— start Information provided —
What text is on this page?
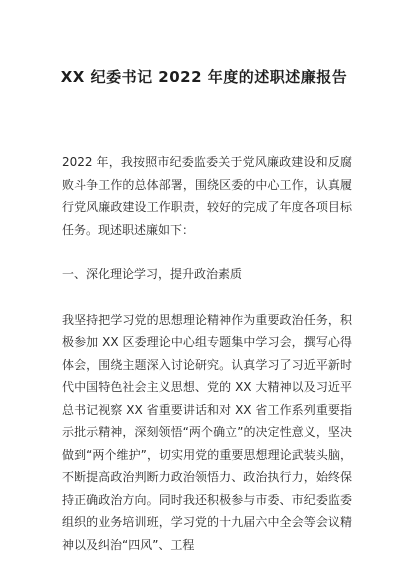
XX 纪委书记 2022 年度的述职述廉报告

2022 年，我按照市纪委监委关于党风廉政建设和反腐败斗争工作的总体部署，围绕区委的中心工作，认真履行党风廉政建设工作职责，较好的完成了年度各项目标任务。现述职述廉如下：

一、深化理论学习，提升政治素质

我坚持把学习党的思想理论精神作为重要政治任务，积极参加 XX 区委理论中心组专题集中学习会，撰写心得体会，围绕主题深入讨论研究。认真学习了习近平新时代中国特色社会主义思想、党的 XX 大精神以及习近平总书记视察 XX 省重要讲话和对 XX 省工作系列重要指示批示精神，深刻领悟“两个确立”的决定性意义，坚决做到“两个维护”，切实用党的重要思想理论武装头脑，不断提高政治判断力政治领悟力、政治执行力，始终保持正确政治方向。同时我还积极参与市委、市纪委监委组织的业务培训班，学习党的十九届六中全会等会议精神以及纠治“四风”、工程
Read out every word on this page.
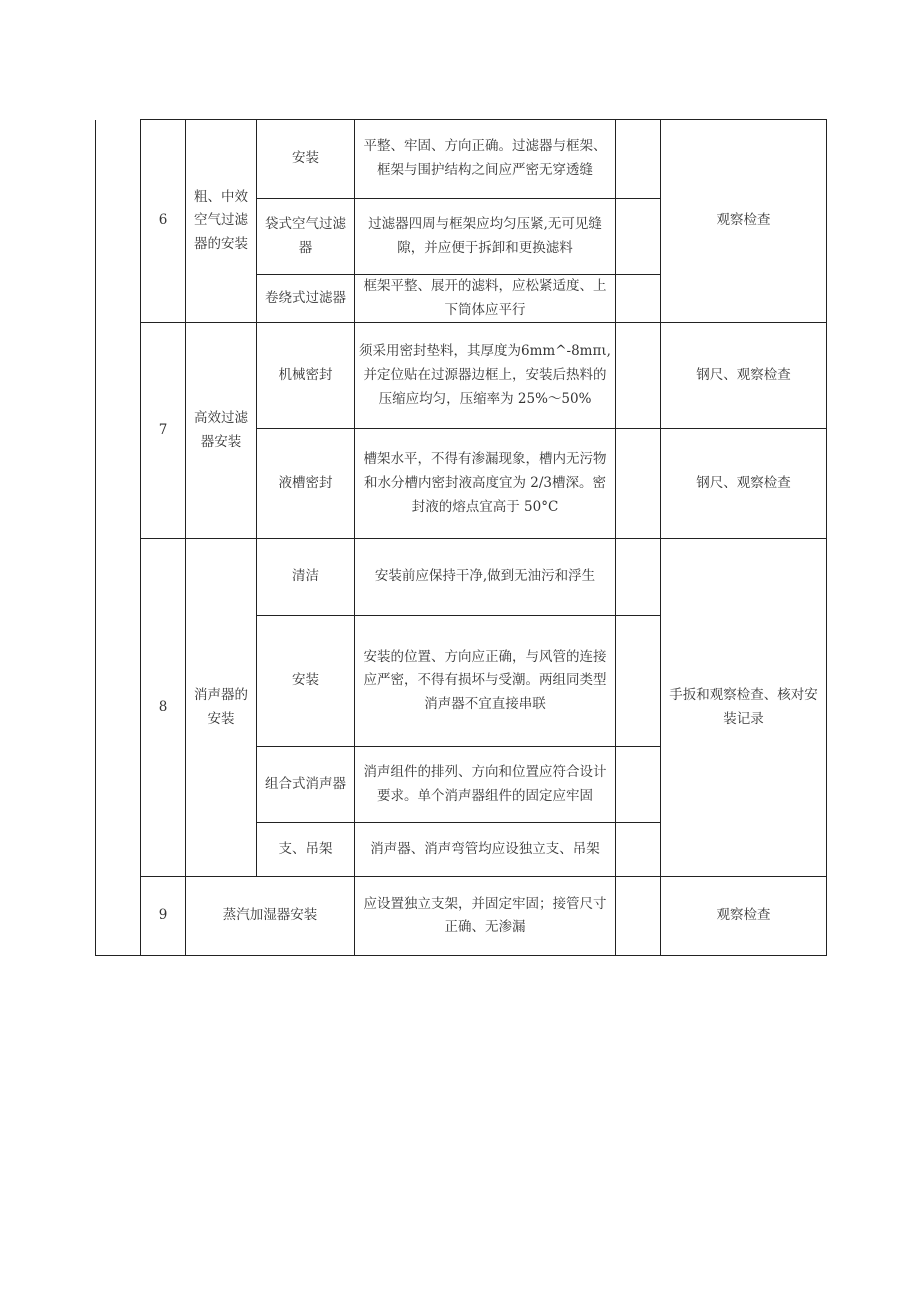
	6	粗、中效空气过滤器的安装	安装	平整、牢固、方向正确。过滤器与框架、框架与围护结构之间应严密无穿透缝		观察检查
			袋式空气过滤器	过滤器四周与框架应均匀压紧,无可见缝隙，并应便于拆卸和更换滤料		
			卷绕式过滤器	框架平整、展开的滤料，应松紧适度、上下筒体应平行		
	7	高效过滤器安装	机械密封	须采用密封垫料，其厚度为6mm^-8mπι,并定位贴在过源器边框上，安装后热料的压缩应均匀，压缩率为 25%～50%		钢尺、观察检查
			液槽密封	槽架水平，不得有渗漏现象，槽内无污物和水分槽内密封液高度宜为 2/3槽深。密封液的熔点宜高于 50°C		钢尺、观察检查
	8	消声器的安装	清洁	安装前应保持干净,做到无油污和浮生		手扳和观察检查、核对安装记录
			安装	安装的位置、方向应正确，与风管的连接应严密，不得有损坏与受潮。两组同类型消声器不宜直接串联		
			组合式消声器	消声组件的排列、方向和位置应符合设计要求。单个消声器组件的固定应牢固		
			支、吊架	消声器、消声弯管均应设独立支、吊架		
	9	蒸汽加湿器安装		应设置独立支架，并固定牢固；接管尺寸正确、无渗漏		观察检查
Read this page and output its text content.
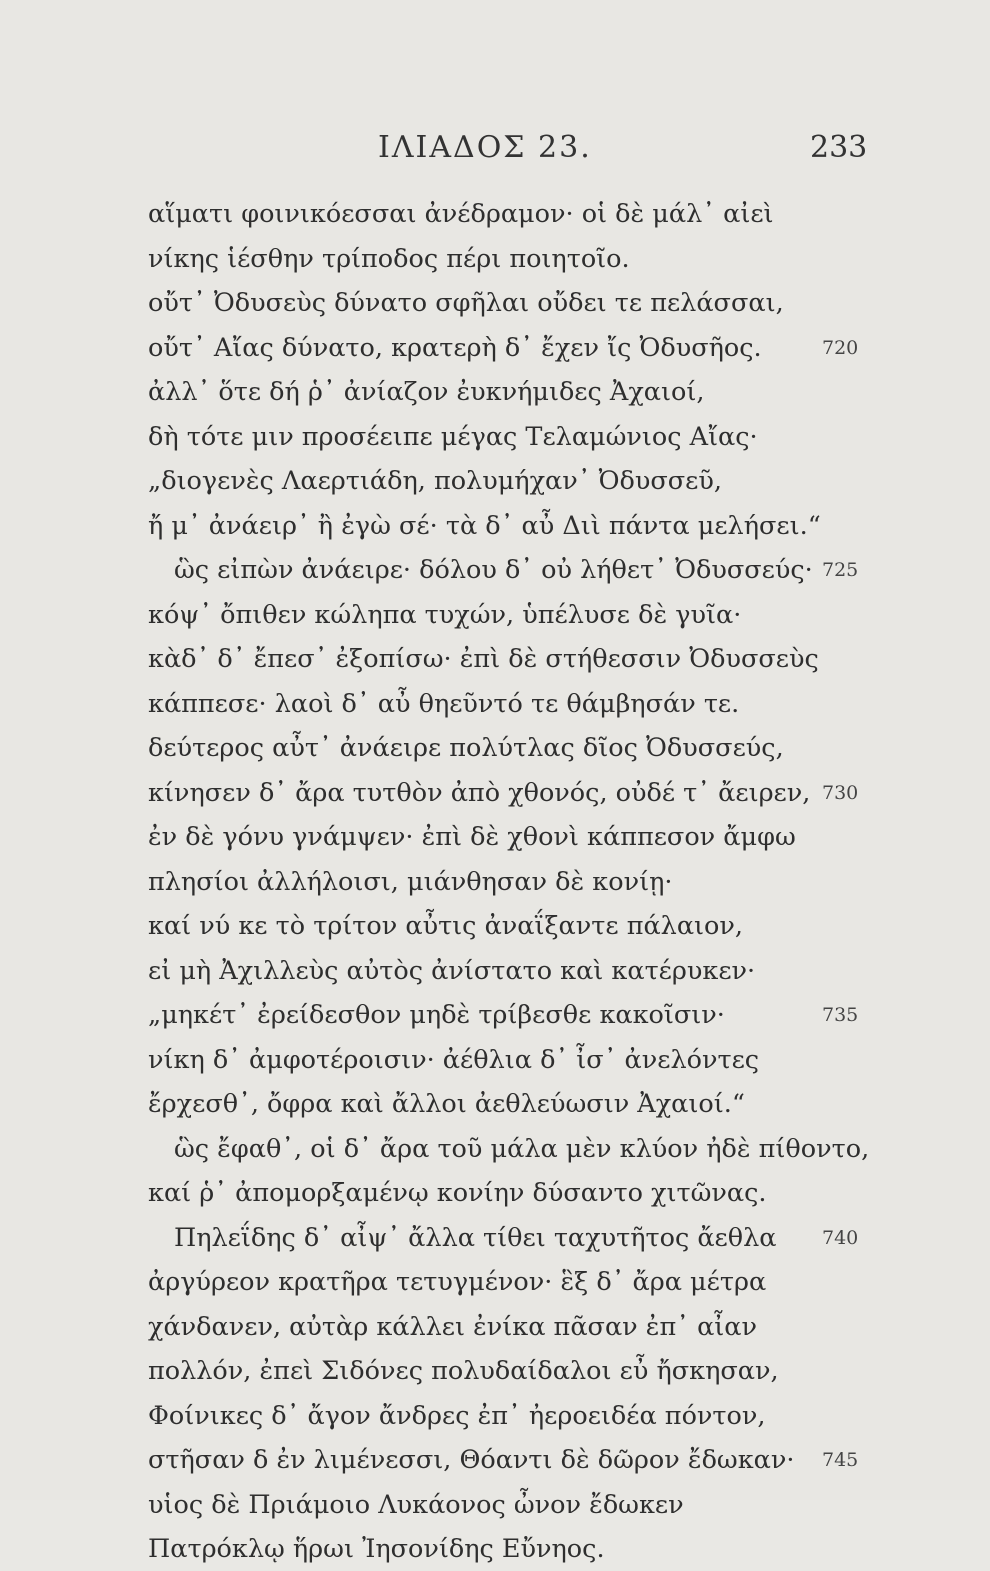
ΙΛΙΑΔΟΣ 23.	233
αἵματι φοινικόεσσαι ἀνέδραμον· οἱ δὲ μάλ᾽ αἰεὶ
νίκης ἱέσθην τρίποδος πέρι ποιητοῖο.
οὔτ᾽ Ὀδυσεὺς δύνατο σφῆλαι οὔδει τε πελάσσαι,
οὔτ᾽ Αἴας δύνατο, κρατερὴ δ᾽ ἔχεν ἴς Ὀδυσῆος.	720
ἀλλ᾽ ὅτε δή ῥ᾽ ἀνίαζον ἐυκνήμιδες Ἀχαιοί,
δὴ τότε μιν προσέειπε μέγας Τελαμώνιος Αἴας·
„διογενὲς Λαερτιάδη, πολυμήχαν᾽ Ὀδυσσεῦ,
ἤ μ᾽ ἀνάειρ᾽ ἢ ἐγὼ σέ· τὰ δ᾽ αὖ Διὶ πάντα μελήσει.“
ὣς εἰπὼν ἀνάειρε· δόλου δ᾽ οὐ λήθετ᾽ Ὀδυσσεύς· 725
κόψ᾽ ὄπιθεν κώληπα τυχών, ὑπέλυσε δὲ γυῖα·
κὰδ᾽ δ᾽ ἔπεσ᾽ ἐξοπίσω· ἐπὶ δὲ στήθεσσιν Ὀδυσσεὺς
κάππεσε· λαοὶ δ᾽ αὖ θηεῦντό τε θάμβησάν τε.
δεύτερος αὖτ᾽ ἀνάειρε πολύτλας δῖος Ὀδυσσεύς,
κίνησεν δ᾽ ἄρα τυτθὸν ἀπὸ χθονός, οὐδέ τ᾽ ἄειρεν, 730
ἐν δὲ γόνυ γνάμψεν· ἐπὶ δὲ χθονὶ κάππεσον ἄμφω
πλησίοι ἀλλήλοισι, μιάνθησαν δὲ κονίῃ·
καί νύ κε τὸ τρίτον αὖτις ἀναΐξαντε πάλαιον,
εἰ μὴ Ἀχιλλεὺς αὐτὸς ἀνίστατο καὶ κατέρυκεν·
„μηκέτ᾽ ἐρείδεσθον μηδὲ τρίβεσθε κακοῖσιν·	735
νίκη δ᾽ ἀμφοτέροισιν· ἀέθλια δ᾽ ἶσ᾽ ἀνελόντες
ἔρχεσθ᾽, ὄφρα καὶ ἄλλοι ἀεθλεύωσιν Ἀχαιοί.“
ὣς ἔφαθ᾽, οἱ δ᾽ ἄρα τοῦ μάλα μὲν κλύον ἠδὲ πίθοντο,
καί ῥ᾽ ἀπομορξαμένῳ κονίην δύσαντο χιτῶνας.
Πηλεΐδης δ᾽ αἶψ᾽ ἄλλα τίθει ταχυτῆτος ἄεθλα 740
ἀργύρεον κρατῆρα τετυγμένον· ἓξ δ᾽ ἄρα μέτρα
χάνδανεν, αὐτὰρ κάλλει ἐνίκα πᾶσαν ἐπ᾽ αἶαν
πολλόν, ἐπεὶ Σιδόνες πολυδαίδαλοι εὖ ἤσκησαν,
Φοίνικες δ᾽ ἄγον ἄνδρες ἐπ᾽ ἠεροειδέα πόντον,
στῆσαν δ ἐν λιμένεσσι, Θόαντι δὲ δῶρον ἔδωκαν· 745
υἱος δὲ Πριάμοιο Λυκάονος ὦνον ἔδωκεν
Πατρόκλῳ ἥρωι Ἰησονίδης Εὔνηος.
— end Information provided —
Copy all lines above containing the string "ἀνάειρε".

ὣς εἰπὼν ἀνάειρε· δόλου δ᾽ οὐ λήθετ᾽ Ὀδυσσεύς· 725
δεύτερος αὖτ᾽ ἀνάειρε πολύτλας δῖος Ὀδυσσεύς,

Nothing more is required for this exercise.